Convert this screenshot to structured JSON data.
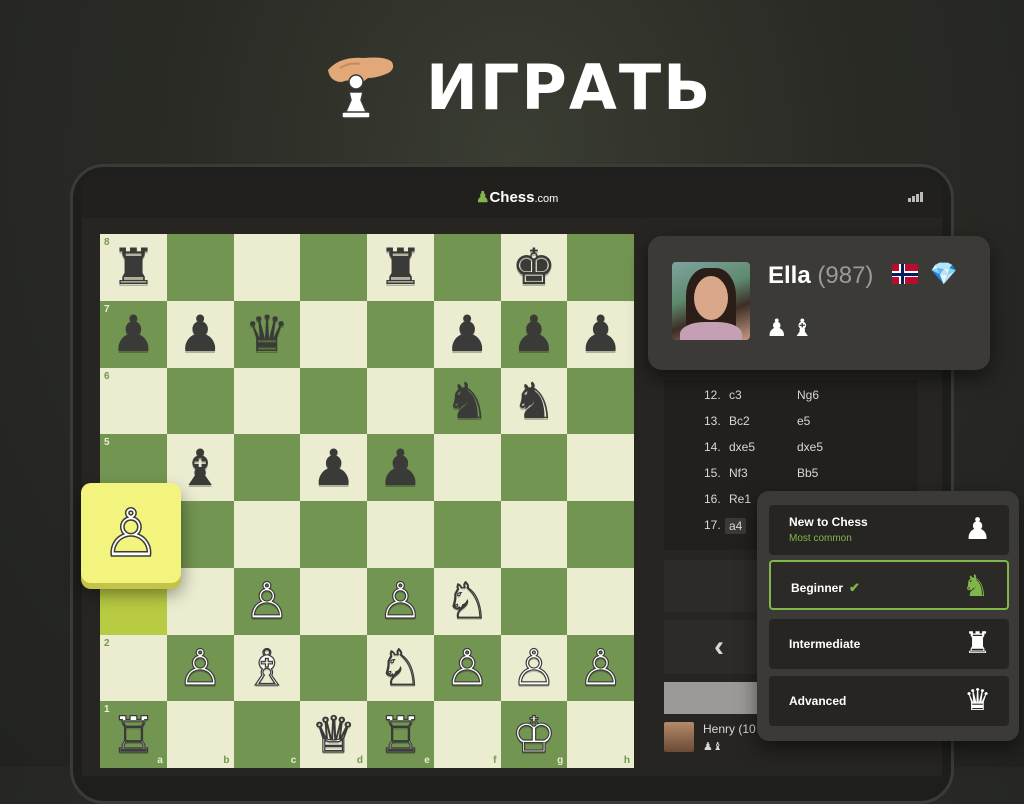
{
  "banner": {
    "title": "ИГРАТЬ",
    "icon": "hand-holding-pawn-icon"
  },
  "app": {
    "logo_pawn": "♟",
    "logo_name": "Chess",
    "logo_suffix": ".com",
    "signal_icon": "signal-bars-icon"
  },
  "board": {
    "ranks": [
      "8",
      "7",
      "6",
      "5",
      "4",
      "3",
      "2",
      "1"
    ],
    "files": [
      "a",
      "b",
      "c",
      "d",
      "e",
      "f",
      "g",
      "h"
    ],
    "light_color": "#ebecd0",
    "dark_color": "#739552",
    "highlight_color": "#b9ca43",
    "highlighted_square": "a3",
    "pieces": [
      {
        "sq": "a8",
        "p": "♜",
        "c": "black"
      },
      {
        "sq": "e8",
        "p": "♜",
        "c": "black"
      },
      {
        "sq": "g8",
        "p": "♚",
        "c": "black"
      },
      {
        "sq": "a7",
        "p": "♟",
        "c": "black"
      },
      {
        "sq": "b7",
        "p": "♟",
        "c": "black"
      },
      {
        "sq": "c7",
        "p": "♛",
        "c": "black"
      },
      {
        "sq": "f7",
        "p": "♟",
        "c": "black"
      },
      {
        "sq": "g7",
        "p": "♟",
        "c": "black"
      },
      {
        "sq": "h7",
        "p": "♟",
        "c": "black"
      },
      {
        "sq": "f6",
        "p": "♞",
        "c": "black"
      },
      {
        "sq": "g6",
        "p": "♞",
        "c": "black"
      },
      {
        "sq": "b5",
        "p": "♝",
        "c": "black"
      },
      {
        "sq": "d5",
        "p": "♟",
        "c": "black"
      },
      {
        "sq": "e5",
        "p": "♟",
        "c": "black"
      },
      {
        "sq": "c3",
        "p": "♙",
        "c": "white"
      },
      {
        "sq": "e3",
        "p": "♙",
        "c": "white"
      },
      {
        "sq": "f3",
        "p": "♘",
        "c": "white"
      },
      {
        "sq": "b2",
        "p": "♙",
        "c": "white"
      },
      {
        "sq": "c2",
        "p": "♗",
        "c": "white"
      },
      {
        "sq": "e2",
        "p": "♘",
        "c": "white"
      },
      {
        "sq": "f2",
        "p": "♙",
        "c": "white"
      },
      {
        "sq": "g2",
        "p": "♙",
        "c": "white"
      },
      {
        "sq": "h2",
        "p": "♙",
        "c": "white"
      },
      {
        "sq": "a1",
        "p": "♖",
        "c": "white"
      },
      {
        "sq": "d1",
        "p": "♕",
        "c": "white"
      },
      {
        "sq": "e1",
        "p": "♖",
        "c": "white"
      },
      {
        "sq": "g1",
        "p": "♔",
        "c": "white"
      }
    ],
    "dragged_piece": "♙"
  },
  "opponent": {
    "name": "Ella",
    "rating": "(987)",
    "flag": "norway-flag-icon",
    "badge": "💎",
    "captured": "♟♝"
  },
  "moves": [
    {
      "num": "12.",
      "white": "c3",
      "black": "Ng6"
    },
    {
      "num": "13.",
      "white": "Bc2",
      "black": "e5"
    },
    {
      "num": "14.",
      "white": "dxe5",
      "black": "dxe5"
    },
    {
      "num": "15.",
      "white": "Nf3",
      "black": "Bb5"
    },
    {
      "num": "16.",
      "white": "Re1",
      "black": ""
    },
    {
      "num": "17.",
      "white": "a4",
      "black": ""
    }
  ],
  "controls": {
    "back_label": "‹"
  },
  "player": {
    "name": "Henry",
    "rating_partial": "(10",
    "captured": "♟♝"
  },
  "levels": [
    {
      "label": "New to Chess",
      "sub": "Most common",
      "icon": "♟",
      "selected": false
    },
    {
      "label": "Beginner",
      "sub": "",
      "icon": "♞",
      "selected": true,
      "check": "✔"
    },
    {
      "label": "Intermediate",
      "sub": "",
      "icon": "♜",
      "selected": false
    },
    {
      "label": "Advanced",
      "sub": "",
      "icon": "♛",
      "selected": false
    }
  ]
}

+ + + + + + +

*Objective:* Check each line of the records above for the string "icon", and report every line that has it.

*Problem solution:*
    "icon": "hand-holding-pawn-icon"
    "signal_icon": "signal-bars-icon"
    "flag": "norway-flag-icon",
      "icon": "♟",
      "icon": "♞",
      "icon": "♜",
      "icon": "♛",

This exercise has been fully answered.